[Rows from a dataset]
────────────────────────────────────────

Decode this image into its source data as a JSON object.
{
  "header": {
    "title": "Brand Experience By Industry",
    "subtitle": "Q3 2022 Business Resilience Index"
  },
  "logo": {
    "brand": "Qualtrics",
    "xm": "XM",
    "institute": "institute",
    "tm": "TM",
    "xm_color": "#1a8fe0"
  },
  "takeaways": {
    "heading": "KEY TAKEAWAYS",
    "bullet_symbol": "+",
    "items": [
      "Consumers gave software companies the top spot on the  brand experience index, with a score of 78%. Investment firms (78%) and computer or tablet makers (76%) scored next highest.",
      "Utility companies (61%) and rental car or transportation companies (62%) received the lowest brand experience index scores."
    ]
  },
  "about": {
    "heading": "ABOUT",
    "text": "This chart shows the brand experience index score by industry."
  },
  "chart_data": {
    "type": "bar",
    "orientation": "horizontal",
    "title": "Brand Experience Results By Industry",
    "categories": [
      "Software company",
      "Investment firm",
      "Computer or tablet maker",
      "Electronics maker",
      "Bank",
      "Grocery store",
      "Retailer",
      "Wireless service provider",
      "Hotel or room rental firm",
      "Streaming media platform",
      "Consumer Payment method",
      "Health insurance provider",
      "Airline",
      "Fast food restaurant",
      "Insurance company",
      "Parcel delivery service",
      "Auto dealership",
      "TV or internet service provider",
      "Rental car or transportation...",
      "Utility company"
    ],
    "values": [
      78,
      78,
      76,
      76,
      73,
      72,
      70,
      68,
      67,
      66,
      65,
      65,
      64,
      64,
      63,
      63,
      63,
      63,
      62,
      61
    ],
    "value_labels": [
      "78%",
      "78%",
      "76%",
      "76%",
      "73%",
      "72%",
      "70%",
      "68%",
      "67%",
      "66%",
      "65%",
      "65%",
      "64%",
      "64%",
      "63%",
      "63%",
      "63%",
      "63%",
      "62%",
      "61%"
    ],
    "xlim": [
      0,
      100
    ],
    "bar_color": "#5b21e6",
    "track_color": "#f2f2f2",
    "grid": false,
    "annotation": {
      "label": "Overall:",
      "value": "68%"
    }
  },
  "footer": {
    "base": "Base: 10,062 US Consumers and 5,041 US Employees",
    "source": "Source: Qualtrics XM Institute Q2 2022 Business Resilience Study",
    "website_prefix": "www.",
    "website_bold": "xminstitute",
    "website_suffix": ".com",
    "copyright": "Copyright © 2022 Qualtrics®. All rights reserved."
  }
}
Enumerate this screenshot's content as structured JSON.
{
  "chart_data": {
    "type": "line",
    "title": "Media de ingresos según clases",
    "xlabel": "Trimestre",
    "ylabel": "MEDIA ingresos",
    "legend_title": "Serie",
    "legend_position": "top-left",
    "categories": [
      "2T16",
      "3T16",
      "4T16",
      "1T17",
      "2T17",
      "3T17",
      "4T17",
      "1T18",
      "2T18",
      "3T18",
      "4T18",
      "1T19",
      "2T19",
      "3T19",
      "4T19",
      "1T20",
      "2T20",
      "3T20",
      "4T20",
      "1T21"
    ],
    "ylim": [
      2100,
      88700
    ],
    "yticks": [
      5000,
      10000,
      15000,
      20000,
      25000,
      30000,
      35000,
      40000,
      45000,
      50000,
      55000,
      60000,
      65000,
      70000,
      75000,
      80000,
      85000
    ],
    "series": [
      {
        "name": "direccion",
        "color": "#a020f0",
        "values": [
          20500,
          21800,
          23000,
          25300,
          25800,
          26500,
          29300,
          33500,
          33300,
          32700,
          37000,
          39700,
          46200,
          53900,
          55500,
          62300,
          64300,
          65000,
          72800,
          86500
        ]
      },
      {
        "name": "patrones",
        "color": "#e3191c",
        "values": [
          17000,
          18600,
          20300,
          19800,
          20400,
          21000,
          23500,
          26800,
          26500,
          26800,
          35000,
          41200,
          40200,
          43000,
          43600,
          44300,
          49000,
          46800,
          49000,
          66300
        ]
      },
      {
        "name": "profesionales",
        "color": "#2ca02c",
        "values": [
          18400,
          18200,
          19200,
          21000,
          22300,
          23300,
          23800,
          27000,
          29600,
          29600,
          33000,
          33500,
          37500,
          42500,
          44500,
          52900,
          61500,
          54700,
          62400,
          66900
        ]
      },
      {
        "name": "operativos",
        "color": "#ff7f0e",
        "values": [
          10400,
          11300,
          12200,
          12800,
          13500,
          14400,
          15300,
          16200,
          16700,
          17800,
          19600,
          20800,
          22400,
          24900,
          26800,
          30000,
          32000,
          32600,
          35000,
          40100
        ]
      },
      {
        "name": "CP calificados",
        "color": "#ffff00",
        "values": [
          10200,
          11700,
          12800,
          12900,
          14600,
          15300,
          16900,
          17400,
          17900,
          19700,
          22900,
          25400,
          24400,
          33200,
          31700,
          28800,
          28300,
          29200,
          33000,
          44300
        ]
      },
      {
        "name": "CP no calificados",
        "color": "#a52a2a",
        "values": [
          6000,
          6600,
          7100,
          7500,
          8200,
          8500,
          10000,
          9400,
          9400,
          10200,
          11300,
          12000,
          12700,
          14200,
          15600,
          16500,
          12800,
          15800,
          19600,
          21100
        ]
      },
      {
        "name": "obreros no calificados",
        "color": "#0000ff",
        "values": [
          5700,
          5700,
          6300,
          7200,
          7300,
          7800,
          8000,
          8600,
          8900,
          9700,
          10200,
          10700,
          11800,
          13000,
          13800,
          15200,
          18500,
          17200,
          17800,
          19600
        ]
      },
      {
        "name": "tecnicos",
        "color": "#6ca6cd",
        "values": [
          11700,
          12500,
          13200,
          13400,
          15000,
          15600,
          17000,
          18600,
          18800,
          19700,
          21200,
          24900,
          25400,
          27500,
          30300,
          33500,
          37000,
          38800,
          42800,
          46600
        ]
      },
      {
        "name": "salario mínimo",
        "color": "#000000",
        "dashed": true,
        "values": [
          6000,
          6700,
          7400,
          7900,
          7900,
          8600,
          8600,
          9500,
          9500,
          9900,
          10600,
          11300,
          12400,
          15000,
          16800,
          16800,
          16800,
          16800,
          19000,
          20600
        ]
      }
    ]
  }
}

────────────────────────────────────────

**Task description:** Reproduce each entry from the records above, character for character.

**Written answer:**
Decode this image into its source data as a JSON object.
{
  "header": {
    "title": "Brand Experience By Industry",
    "subtitle": "Q3 2022 Business Resilience Index"
  },
  "logo": {
    "brand": "Qualtrics",
    "xm": "XM",
    "institute": "institute",
    "tm": "TM",
    "xm_color": "#1a8fe0"
  },
  "takeaways": {
    "heading": "KEY TAKEAWAYS",
    "bullet_symbol": "+",
    "items": [
      "Consumers gave software companies the top spot on the  brand experience index, with a score of 78%. Investment firms (78%) and computer or tablet makers (76%) scored next highest.",
      "Utility companies (61%) and rental car or transportation companies (62%) received the lowest brand experience index scores."
    ]
  },
  "about": {
    "heading": "ABOUT",
    "text": "This chart shows the brand experience index score by industry."
  },
  "chart_data": {
    "type": "bar",
    "orientation": "horizontal",
    "title": "Brand Experience Results By Industry",
    "categories": [
      "Software company",
      "Investment firm",
      "Computer or tablet maker",
      "Electronics maker",
      "Bank",
      "Grocery store",
      "Retailer",
      "Wireless service provider",
      "Hotel or room rental firm",
      "Streaming media platform",
      "Consumer Payment method",
      "Health insurance provider",
      "Airline",
      "Fast food restaurant",
      "Insurance company",
      "Parcel delivery service",
      "Auto dealership",
      "TV or internet service provider",
      "Rental car or transportation...",
      "Utility company"
    ],
    "values": [
      78,
      78,
      76,
      76,
      73,
      72,
      70,
      68,
      67,
      66,
      65,
      65,
      64,
      64,
      63,
      63,
      63,
      63,
      62,
      61
    ],
    "value_labels": [
      "78%",
      "78%",
      "76%",
      "76%",
      "73%",
      "72%",
      "70%",
      "68%",
      "67%",
      "66%",
      "65%",
      "65%",
      "64%",
      "64%",
      "63%",
      "63%",
      "63%",
      "63%",
      "62%",
      "61%"
    ],
    "xlim": [
      0,
      100
    ],
    "bar_color": "#5b21e6",
    "track_color": "#f2f2f2",
    "grid": false,
    "annotation": {
      "label": "Overall:",
      "value": "68%"
    }
  },
  "footer": {
    "base": "Base: 10,062 US Consumers and 5,041 US Employees",
    "source": "Source: Qualtrics XM Institute Q2 2022 Business Resilience Study",
    "website_prefix": "www.",
    "website_bold": "xminstitute",
    "website_suffix": ".com",
    "copyright": "Copyright © 2022 Qualtrics®. All rights reserved."
  }
}
Enumerate this screenshot's content as structured JSON.
{
  "chart_data": {
    "type": "line",
    "title": "Media de ingresos según clases",
    "xlabel": "Trimestre",
    "ylabel": "MEDIA ingresos",
    "legend_title": "Serie",
    "legend_position": "top-left",
    "categories": [
      "2T16",
      "3T16",
      "4T16",
      "1T17",
      "2T17",
      "3T17",
      "4T17",
      "1T18",
      "2T18",
      "3T18",
      "4T18",
      "1T19",
      "2T19",
      "3T19",
      "4T19",
      "1T20",
      "2T20",
      "3T20",
      "4T20",
      "1T21"
    ],
    "ylim": [
      2100,
      88700
    ],
    "yticks": [
      5000,
      10000,
      15000,
      20000,
      25000,
      30000,
      35000,
      40000,
      45000,
      50000,
      55000,
      60000,
      65000,
      70000,
      75000,
      80000,
      85000
    ],
    "series": [
      {
        "name": "direccion",
        "color": "#a020f0",
        "values": [
          20500,
          21800,
          23000,
          25300,
          25800,
          26500,
          29300,
          33500,
          33300,
          32700,
          37000,
          39700,
          46200,
          53900,
          55500,
          62300,
          64300,
          65000,
          72800,
          86500
        ]
      },
      {
        "name": "patrones",
        "color": "#e3191c",
        "values": [
          17000,
          18600,
          20300,
          19800,
          20400,
          21000,
          23500,
          26800,
          26500,
          26800,
          35000,
          41200,
          40200,
          43000,
          43600,
          44300,
          49000,
          46800,
          49000,
          66300
        ]
      },
      {
        "name": "profesionales",
        "color": "#2ca02c",
        "values": [
          18400,
          18200,
          19200,
          21000,
          22300,
          23300,
          23800,
          27000,
          29600,
          29600,
          33000,
          33500,
          37500,
          42500,
          44500,
          52900,
          61500,
          54700,
          62400,
          66900
        ]
      },
      {
        "name": "operativos",
        "color": "#ff7f0e",
        "values": [
          10400,
          11300,
          12200,
          12800,
          13500,
          14400,
          15300,
          16200,
          16700,
          17800,
          19600,
          20800,
          22400,
          24900,
          26800,
          30000,
          32000,
          32600,
          35000,
          40100
        ]
      },
      {
        "name": "CP calificados",
        "color": "#ffff00",
        "values": [
          10200,
          11700,
          12800,
          12900,
          14600,
          15300,
          16900,
          17400,
          17900,
          19700,
          22900,
          25400,
          24400,
          33200,
          31700,
          28800,
          28300,
          29200,
          33000,
          44300
        ]
      },
      {
        "name": "CP no calificados",
        "color": "#a52a2a",
        "values": [
          6000,
          6600,
          7100,
          7500,
          8200,
          8500,
          10000,
          9400,
          9400,
          10200,
          11300,
          12000,
          12700,
          14200,
          15600,
          16500,
          12800,
          15800,
          19600,
          21100
        ]
      },
      {
        "name": "obreros no calificados",
        "color": "#0000ff",
        "values": [
          5700,
          5700,
          6300,
          7200,
          7300,
          7800,
          8000,
          8600,
          8900,
          9700,
          10200,
          10700,
          11800,
          13000,
          13800,
          15200,
          18500,
          17200,
          17800,
          19600
        ]
      },
      {
        "name": "tecnicos",
        "color": "#6ca6cd",
        "values": [
          11700,
          12500,
          13200,
          13400,
          15000,
          15600,
          17000,
          18600,
          18800,
          19700,
          21200,
          24900,
          25400,
          27500,
          30300,
          33500,
          37000,
          38800,
          42800,
          46600
        ]
      },
      {
        "name": "salario mínimo",
        "color": "#000000",
        "dashed": true,
        "values": [
          6000,
          6700,
          7400,
          7900,
          7900,
          8600,
          8600,
          9500,
          9500,
          9900,
          10600,
          11300,
          12400,
          15000,
          16800,
          16800,
          16800,
          16800,
          19000,
          20600
        ]
      }
    ]
  }
}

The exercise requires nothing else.